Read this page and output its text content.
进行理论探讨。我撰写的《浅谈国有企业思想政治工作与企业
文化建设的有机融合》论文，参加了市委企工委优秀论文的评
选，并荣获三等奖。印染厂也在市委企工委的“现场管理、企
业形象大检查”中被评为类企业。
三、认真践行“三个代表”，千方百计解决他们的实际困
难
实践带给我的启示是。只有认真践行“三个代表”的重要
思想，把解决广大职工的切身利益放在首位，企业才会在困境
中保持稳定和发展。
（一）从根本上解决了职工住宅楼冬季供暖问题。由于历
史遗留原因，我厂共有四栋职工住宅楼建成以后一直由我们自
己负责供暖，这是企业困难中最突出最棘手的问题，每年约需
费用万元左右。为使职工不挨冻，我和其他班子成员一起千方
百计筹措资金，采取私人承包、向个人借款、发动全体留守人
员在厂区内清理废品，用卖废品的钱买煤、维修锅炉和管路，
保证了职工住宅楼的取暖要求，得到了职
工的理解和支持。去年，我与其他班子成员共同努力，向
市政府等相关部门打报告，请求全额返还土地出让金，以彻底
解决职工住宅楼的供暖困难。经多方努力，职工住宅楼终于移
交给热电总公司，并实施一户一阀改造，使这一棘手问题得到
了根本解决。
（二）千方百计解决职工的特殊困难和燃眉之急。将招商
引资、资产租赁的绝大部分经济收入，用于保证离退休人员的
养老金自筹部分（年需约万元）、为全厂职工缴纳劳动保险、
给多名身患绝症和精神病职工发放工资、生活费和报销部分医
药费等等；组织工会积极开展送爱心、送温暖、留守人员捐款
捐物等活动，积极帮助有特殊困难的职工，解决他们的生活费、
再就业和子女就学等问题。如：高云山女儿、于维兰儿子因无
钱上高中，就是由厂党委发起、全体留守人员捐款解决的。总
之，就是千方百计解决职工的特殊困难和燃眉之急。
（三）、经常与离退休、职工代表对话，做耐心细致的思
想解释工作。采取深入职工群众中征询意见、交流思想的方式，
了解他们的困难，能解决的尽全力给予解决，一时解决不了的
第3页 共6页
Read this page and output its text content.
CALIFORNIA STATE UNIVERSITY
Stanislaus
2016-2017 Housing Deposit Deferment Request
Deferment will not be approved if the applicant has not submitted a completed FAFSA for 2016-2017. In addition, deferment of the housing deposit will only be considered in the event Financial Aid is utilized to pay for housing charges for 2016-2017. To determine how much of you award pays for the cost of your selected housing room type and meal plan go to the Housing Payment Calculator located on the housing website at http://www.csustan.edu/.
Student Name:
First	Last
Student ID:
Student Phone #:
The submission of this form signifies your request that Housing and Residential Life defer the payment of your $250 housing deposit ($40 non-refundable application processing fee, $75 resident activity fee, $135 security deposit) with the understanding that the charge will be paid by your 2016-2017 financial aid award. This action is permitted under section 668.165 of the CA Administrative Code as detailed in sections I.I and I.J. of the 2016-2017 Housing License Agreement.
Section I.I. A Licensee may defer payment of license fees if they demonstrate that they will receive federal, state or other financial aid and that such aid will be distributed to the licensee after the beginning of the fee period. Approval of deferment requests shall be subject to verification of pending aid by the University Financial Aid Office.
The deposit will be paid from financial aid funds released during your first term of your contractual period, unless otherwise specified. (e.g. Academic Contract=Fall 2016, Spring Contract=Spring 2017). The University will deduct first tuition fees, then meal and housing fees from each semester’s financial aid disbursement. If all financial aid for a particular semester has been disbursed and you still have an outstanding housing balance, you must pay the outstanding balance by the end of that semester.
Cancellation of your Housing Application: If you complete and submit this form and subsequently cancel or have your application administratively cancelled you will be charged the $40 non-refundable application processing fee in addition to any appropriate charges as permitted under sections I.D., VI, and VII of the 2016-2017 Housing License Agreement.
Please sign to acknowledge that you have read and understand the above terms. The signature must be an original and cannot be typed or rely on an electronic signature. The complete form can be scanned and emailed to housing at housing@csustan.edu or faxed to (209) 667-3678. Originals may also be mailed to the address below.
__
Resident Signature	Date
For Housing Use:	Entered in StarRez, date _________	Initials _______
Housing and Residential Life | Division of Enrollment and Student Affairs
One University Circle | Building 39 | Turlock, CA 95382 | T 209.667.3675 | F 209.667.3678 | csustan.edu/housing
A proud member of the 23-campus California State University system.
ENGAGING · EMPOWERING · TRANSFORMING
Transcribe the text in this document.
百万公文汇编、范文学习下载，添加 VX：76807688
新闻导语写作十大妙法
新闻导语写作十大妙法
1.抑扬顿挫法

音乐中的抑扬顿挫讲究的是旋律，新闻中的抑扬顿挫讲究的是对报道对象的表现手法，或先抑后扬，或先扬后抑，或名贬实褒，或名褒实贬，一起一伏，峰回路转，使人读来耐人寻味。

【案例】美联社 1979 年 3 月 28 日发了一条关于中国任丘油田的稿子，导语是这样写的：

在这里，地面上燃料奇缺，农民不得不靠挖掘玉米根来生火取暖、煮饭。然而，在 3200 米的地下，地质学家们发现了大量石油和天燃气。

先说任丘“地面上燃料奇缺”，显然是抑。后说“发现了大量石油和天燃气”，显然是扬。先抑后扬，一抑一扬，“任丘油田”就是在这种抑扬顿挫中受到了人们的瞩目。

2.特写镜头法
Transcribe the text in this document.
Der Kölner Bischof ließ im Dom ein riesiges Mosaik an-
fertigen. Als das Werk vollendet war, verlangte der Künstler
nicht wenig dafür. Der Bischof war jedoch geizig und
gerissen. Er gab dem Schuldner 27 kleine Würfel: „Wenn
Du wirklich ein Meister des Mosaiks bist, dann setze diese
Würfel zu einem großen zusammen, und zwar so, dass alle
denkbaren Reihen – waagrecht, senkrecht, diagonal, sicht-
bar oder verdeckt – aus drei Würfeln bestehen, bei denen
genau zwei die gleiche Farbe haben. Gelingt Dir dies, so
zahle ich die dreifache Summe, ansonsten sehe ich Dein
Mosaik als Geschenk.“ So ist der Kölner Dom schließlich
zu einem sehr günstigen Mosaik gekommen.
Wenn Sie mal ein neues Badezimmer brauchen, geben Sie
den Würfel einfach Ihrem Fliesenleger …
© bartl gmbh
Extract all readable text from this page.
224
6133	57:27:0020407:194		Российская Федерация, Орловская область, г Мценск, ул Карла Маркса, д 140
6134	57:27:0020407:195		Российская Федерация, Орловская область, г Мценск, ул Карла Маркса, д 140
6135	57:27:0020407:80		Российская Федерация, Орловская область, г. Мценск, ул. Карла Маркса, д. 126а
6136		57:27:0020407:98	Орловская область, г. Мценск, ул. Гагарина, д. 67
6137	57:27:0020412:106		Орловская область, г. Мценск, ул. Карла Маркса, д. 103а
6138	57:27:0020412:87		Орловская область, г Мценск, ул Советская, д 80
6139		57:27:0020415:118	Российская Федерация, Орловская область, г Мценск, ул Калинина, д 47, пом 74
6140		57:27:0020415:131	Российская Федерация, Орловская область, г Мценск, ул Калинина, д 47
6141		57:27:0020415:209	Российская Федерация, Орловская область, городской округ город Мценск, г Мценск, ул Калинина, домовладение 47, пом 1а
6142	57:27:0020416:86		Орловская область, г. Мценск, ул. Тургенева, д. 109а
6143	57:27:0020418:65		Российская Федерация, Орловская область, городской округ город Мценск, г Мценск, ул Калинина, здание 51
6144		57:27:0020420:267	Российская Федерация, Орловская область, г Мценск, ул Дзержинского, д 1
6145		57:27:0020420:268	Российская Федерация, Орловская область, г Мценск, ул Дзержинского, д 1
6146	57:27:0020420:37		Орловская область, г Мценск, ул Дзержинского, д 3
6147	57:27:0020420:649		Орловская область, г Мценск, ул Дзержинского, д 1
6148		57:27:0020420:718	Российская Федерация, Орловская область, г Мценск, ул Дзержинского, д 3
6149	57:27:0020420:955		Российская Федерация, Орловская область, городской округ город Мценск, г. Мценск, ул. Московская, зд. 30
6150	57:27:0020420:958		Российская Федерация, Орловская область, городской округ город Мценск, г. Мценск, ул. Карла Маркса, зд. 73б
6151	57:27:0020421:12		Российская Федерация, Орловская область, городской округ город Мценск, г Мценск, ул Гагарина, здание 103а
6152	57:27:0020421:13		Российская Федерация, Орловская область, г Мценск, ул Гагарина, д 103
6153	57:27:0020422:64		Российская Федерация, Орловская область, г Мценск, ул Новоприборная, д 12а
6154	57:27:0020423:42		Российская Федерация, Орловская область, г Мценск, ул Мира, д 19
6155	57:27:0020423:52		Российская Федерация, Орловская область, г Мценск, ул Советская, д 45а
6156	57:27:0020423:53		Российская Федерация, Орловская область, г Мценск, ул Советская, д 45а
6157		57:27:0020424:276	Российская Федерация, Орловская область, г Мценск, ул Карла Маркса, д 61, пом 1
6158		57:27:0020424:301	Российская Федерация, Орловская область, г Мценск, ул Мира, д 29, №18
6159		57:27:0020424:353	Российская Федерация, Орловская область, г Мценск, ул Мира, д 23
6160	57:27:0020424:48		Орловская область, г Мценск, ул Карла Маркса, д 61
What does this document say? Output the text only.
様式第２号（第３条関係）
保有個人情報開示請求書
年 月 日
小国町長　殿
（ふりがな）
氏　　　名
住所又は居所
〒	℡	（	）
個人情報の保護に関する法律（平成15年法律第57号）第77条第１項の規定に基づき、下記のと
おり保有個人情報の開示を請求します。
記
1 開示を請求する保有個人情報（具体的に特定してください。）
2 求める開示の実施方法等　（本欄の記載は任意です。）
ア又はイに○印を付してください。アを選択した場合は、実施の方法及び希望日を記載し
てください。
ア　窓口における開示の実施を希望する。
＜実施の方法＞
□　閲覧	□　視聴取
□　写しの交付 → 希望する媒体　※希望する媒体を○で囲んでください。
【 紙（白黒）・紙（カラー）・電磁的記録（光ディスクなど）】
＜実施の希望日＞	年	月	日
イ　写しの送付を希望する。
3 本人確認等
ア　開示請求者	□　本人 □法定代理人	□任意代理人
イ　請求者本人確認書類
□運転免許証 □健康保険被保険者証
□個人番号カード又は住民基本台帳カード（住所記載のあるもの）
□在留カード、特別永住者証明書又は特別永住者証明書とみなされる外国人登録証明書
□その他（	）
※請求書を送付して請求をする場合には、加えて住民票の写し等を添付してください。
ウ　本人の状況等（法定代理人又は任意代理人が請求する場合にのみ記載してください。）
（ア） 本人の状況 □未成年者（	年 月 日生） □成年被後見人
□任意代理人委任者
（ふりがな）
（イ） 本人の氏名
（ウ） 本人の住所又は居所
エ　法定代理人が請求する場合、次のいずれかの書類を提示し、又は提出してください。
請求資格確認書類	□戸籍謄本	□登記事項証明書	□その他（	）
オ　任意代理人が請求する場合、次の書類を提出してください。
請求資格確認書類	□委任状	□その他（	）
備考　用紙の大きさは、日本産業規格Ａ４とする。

## [WHAT THIS TASK INVOLVES]
Pull every line containing the word "Гагарина" out of the material.

## [ANSWER TO THE TASK]
6136		57:27:0020407:98	Орловская область, г. Мценск, ул. Гагарина, д. 67
6151	57:27:0020421:12		Российская Федерация, Орловская область, городской округ город Мценск, г Мценск, ул Гагарина, здание 103а
6152	57:27:0020421:13		Российская Федерация, Орловская область, г Мценск, ул Гагарина, д 103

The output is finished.